Return each line of the data below verbatim; pictures are to be left out.

Stored records:
'''
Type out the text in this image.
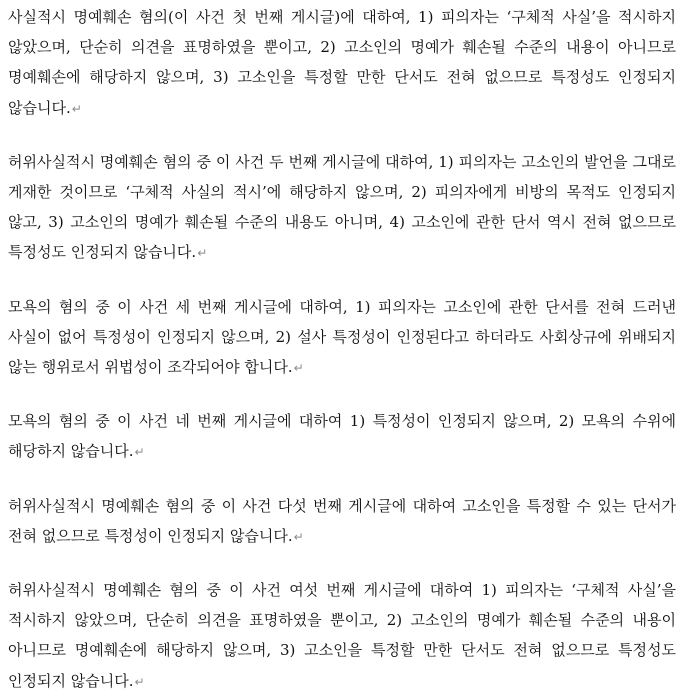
사실적시 명예훼손 혐의(이 사건 첫 번째 게시글)에 대하여, 1) 피의자는 ‘구체적 사실’을 적시하지 않았으며, 단순히 의견을 표명하였을 뿐이고, 2) 고소인의 명예가 훼손될 수준의 내용이 아니므로 명예훼손에 해당하지 않으며, 3) 고소인을 특정할 만한 단서도 전혀 없으므로 특정성도 인정되지 않습니다.↵

허위사실적시 명예훼손 혐의 중 이 사건 두 번째 게시글에 대하여, 1) 피의자는 고소인의 발언을 그대로 게재한 것이므로 ‘구체적 사실의 적시’에 해당하지 않으며, 2) 피의자에게 비방의 목적도 인정되지 않고, 3) 고소인의 명예가 훼손될 수준의 내용도 아니며, 4) 고소인에 관한 단서 역시 전혀 없으므로 특정성도 인정되지 않습니다.↵

모욕의 혐의 중 이 사건 세 번째 게시글에 대하여, 1) 피의자는 고소인에 관한 단서를 전혀 드러낸 사실이 없어 특정성이 인정되지 않으며, 2) 설사 특정성이 인정된다고 하더라도 사회상규에 위배되지 않는 행위로서 위법성이 조각되어야 합니다.↵

모욕의 혐의 중 이 사건 네 번째 게시글에 대하여 1) 특정성이 인정되지 않으며, 2) 모욕의 수위에 해당하지 않습니다.↵

허위사실적시 명예훼손 혐의 중 이 사건 다섯 번째 게시글에 대하여 고소인을 특정할 수 있는 단서가 전혀 없으므로 특정성이 인정되지 않습니다.↵

허위사실적시 명예훼손 혐의 중 이 사건 여섯 번째 게시글에 대하여 1) 피의자는 ‘구체적 사실’을 적시하지 않았으며, 단순히 의견을 표명하였을 뿐이고, 2) 고소인의 명예가 훼손될 수준의 내용이 아니므로 명예훼손에 해당하지 않으며, 3) 고소인을 특정할 만한 단서도 전혀 없으므로 특정성도 인정되지 않습니다.↵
'''
Response:
Type out the text in this image.
사실적시 명예훼손 혐의(이 사건 첫 번째 게시글)에 대하여, 1) 피의자는 ‘구체적 사실’을 적시하지 않았으며, 단순히 의견을 표명하였을 뿐이고, 2) 고소인의 명예가 훼손될 수준의 내용이 아니므로 명예훼손에 해당하지 않으며, 3) 고소인을 특정할 만한 단서도 전혀 없으므로 특정성도 인정되지 않습니다.↵

허위사실적시 명예훼손 혐의 중 이 사건 두 번째 게시글에 대하여, 1) 피의자는 고소인의 발언을 그대로 게재한 것이므로 ‘구체적 사실의 적시’에 해당하지 않으며, 2) 피의자에게 비방의 목적도 인정되지 않고, 3) 고소인의 명예가 훼손될 수준의 내용도 아니며, 4) 고소인에 관한 단서 역시 전혀 없으므로 특정성도 인정되지 않습니다.↵

모욕의 혐의 중 이 사건 세 번째 게시글에 대하여, 1) 피의자는 고소인에 관한 단서를 전혀 드러낸 사실이 없어 특정성이 인정되지 않으며, 2) 설사 특정성이 인정된다고 하더라도 사회상규에 위배되지 않는 행위로서 위법성이 조각되어야 합니다.↵

모욕의 혐의 중 이 사건 네 번째 게시글에 대하여 1) 특정성이 인정되지 않으며, 2) 모욕의 수위에 해당하지 않습니다.↵

허위사실적시 명예훼손 혐의 중 이 사건 다섯 번째 게시글에 대하여 고소인을 특정할 수 있는 단서가 전혀 없으므로 특정성이 인정되지 않습니다.↵

허위사실적시 명예훼손 혐의 중 이 사건 여섯 번째 게시글에 대하여 1) 피의자는 ‘구체적 사실’을 적시하지 않았으며, 단순히 의견을 표명하였을 뿐이고, 2) 고소인의 명예가 훼손될 수준의 내용이 아니므로 명예훼손에 해당하지 않으며, 3) 고소인을 특정할 만한 단서도 전혀 없으므로 특정성도 인정되지 않습니다.↵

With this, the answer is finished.